Short problem:
Write every record out again exactly, and keep images out of it.

Supplied material:
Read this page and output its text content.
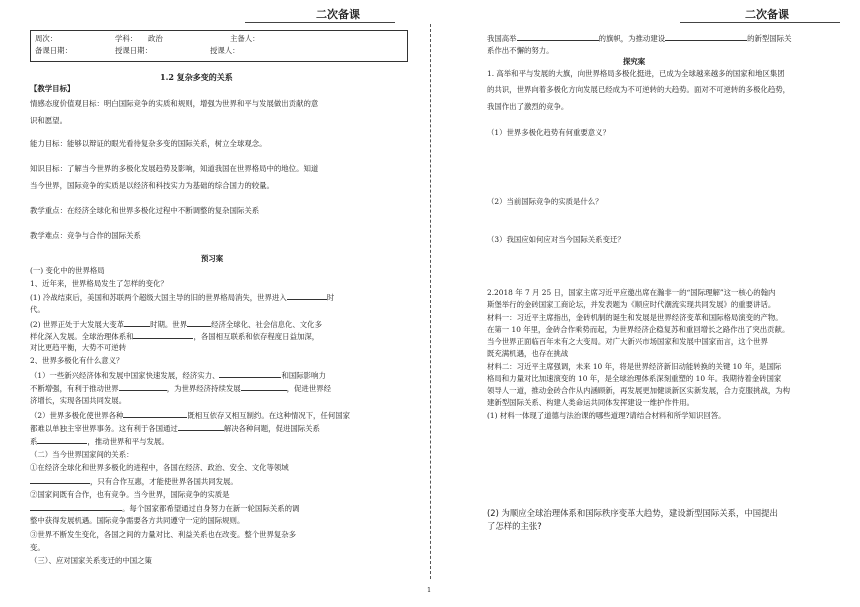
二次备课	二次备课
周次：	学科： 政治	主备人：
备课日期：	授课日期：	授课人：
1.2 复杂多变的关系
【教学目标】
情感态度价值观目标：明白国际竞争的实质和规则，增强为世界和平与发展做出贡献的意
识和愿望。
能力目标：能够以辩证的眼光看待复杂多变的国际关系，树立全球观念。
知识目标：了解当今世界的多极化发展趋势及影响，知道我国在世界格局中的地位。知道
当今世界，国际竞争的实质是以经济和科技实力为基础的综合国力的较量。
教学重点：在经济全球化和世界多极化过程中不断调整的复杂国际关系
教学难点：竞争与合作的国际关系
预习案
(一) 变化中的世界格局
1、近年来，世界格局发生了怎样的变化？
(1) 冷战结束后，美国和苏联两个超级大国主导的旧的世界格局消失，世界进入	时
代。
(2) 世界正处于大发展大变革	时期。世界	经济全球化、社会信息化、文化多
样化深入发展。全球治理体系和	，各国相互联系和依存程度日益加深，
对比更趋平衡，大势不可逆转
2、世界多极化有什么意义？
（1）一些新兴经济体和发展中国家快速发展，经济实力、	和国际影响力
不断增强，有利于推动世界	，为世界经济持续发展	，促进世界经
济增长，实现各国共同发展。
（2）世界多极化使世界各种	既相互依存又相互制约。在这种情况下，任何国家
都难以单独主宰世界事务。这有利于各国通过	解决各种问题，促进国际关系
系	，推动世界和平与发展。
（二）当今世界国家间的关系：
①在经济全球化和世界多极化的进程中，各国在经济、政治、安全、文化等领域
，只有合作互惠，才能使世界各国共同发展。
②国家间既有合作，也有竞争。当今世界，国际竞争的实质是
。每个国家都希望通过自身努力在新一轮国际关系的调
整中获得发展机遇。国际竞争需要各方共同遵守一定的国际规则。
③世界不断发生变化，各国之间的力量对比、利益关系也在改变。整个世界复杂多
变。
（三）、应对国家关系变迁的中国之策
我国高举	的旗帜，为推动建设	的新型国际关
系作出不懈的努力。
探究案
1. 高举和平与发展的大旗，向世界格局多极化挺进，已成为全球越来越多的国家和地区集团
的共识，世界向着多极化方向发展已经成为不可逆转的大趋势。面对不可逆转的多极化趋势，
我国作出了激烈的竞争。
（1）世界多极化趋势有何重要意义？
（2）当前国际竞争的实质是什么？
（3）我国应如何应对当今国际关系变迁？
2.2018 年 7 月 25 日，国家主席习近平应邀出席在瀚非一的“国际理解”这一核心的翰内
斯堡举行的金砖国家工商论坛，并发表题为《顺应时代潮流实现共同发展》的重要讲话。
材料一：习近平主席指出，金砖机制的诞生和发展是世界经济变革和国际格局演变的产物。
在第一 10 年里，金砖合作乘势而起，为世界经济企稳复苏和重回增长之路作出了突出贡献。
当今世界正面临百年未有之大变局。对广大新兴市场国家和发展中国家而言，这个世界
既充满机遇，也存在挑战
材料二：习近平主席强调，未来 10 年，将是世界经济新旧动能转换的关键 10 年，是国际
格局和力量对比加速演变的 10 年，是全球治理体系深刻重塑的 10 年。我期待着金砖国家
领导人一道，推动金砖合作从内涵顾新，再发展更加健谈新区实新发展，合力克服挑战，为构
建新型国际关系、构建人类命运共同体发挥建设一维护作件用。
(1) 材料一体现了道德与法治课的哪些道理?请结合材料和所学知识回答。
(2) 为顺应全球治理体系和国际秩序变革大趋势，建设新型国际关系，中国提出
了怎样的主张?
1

The answer:
Read this page and output its text content.
二次备课	二次备课
周次：	学科： 政治	主备人：
备课日期：	授课日期：	授课人：
1.2 复杂多变的关系
【教学目标】
情感态度价值观目标：明白国际竞争的实质和规则，增强为世界和平与发展做出贡献的意
识和愿望。
能力目标：能够以辩证的眼光看待复杂多变的国际关系，树立全球观念。
知识目标：了解当今世界的多极化发展趋势及影响，知道我国在世界格局中的地位。知道
当今世界，国际竞争的实质是以经济和科技实力为基础的综合国力的较量。
教学重点：在经济全球化和世界多极化过程中不断调整的复杂国际关系
教学难点：竞争与合作的国际关系
预习案
(一) 变化中的世界格局
1、近年来，世界格局发生了怎样的变化？
(1) 冷战结束后，美国和苏联两个超级大国主导的旧的世界格局消失，世界进入	时
代。
(2) 世界正处于大发展大变革	时期。世界	经济全球化、社会信息化、文化多
样化深入发展。全球治理体系和	，各国相互联系和依存程度日益加深，
对比更趋平衡，大势不可逆转
2、世界多极化有什么意义？
（1）一些新兴经济体和发展中国家快速发展，经济实力、	和国际影响力
不断增强，有利于推动世界	，为世界经济持续发展	，促进世界经
济增长，实现各国共同发展。
（2）世界多极化使世界各种	既相互依存又相互制约。在这种情况下，任何国家
都难以单独主宰世界事务。这有利于各国通过	解决各种问题，促进国际关系
系	，推动世界和平与发展。
（二）当今世界国家间的关系：
①在经济全球化和世界多极化的进程中，各国在经济、政治、安全、文化等领域
，只有合作互惠，才能使世界各国共同发展。
②国家间既有合作，也有竞争。当今世界，国际竞争的实质是
。每个国家都希望通过自身努力在新一轮国际关系的调
整中获得发展机遇。国际竞争需要各方共同遵守一定的国际规则。
③世界不断发生变化，各国之间的力量对比、利益关系也在改变。整个世界复杂多
变。
（三）、应对国家关系变迁的中国之策
我国高举	的旗帜，为推动建设	的新型国际关
系作出不懈的努力。
探究案
1. 高举和平与发展的大旗，向世界格局多极化挺进，已成为全球越来越多的国家和地区集团
的共识，世界向着多极化方向发展已经成为不可逆转的大趋势。面对不可逆转的多极化趋势，
我国作出了激烈的竞争。
（1）世界多极化趋势有何重要意义？
（2）当前国际竞争的实质是什么？
（3）我国应如何应对当今国际关系变迁？
2.2018 年 7 月 25 日，国家主席习近平应邀出席在瀚非一的“国际理解”这一核心的翰内
斯堡举行的金砖国家工商论坛，并发表题为《顺应时代潮流实现共同发展》的重要讲话。
材料一：习近平主席指出，金砖机制的诞生和发展是世界经济变革和国际格局演变的产物。
在第一 10 年里，金砖合作乘势而起，为世界经济企稳复苏和重回增长之路作出了突出贡献。
当今世界正面临百年未有之大变局。对广大新兴市场国家和发展中国家而言，这个世界
既充满机遇，也存在挑战
材料二：习近平主席强调，未来 10 年，将是世界经济新旧动能转换的关键 10 年，是国际
格局和力量对比加速演变的 10 年，是全球治理体系深刻重塑的 10 年。我期待着金砖国家
领导人一道，推动金砖合作从内涵顾新，再发展更加健谈新区实新发展，合力克服挑战，为构
建新型国际关系、构建人类命运共同体发挥建设一维护作件用。
(1) 材料一体现了道德与法治课的哪些道理?请结合材料和所学知识回答。
(2) 为顺应全球治理体系和国际秩序变革大趋势，建设新型国际关系，中国提出
了怎样的主张?
1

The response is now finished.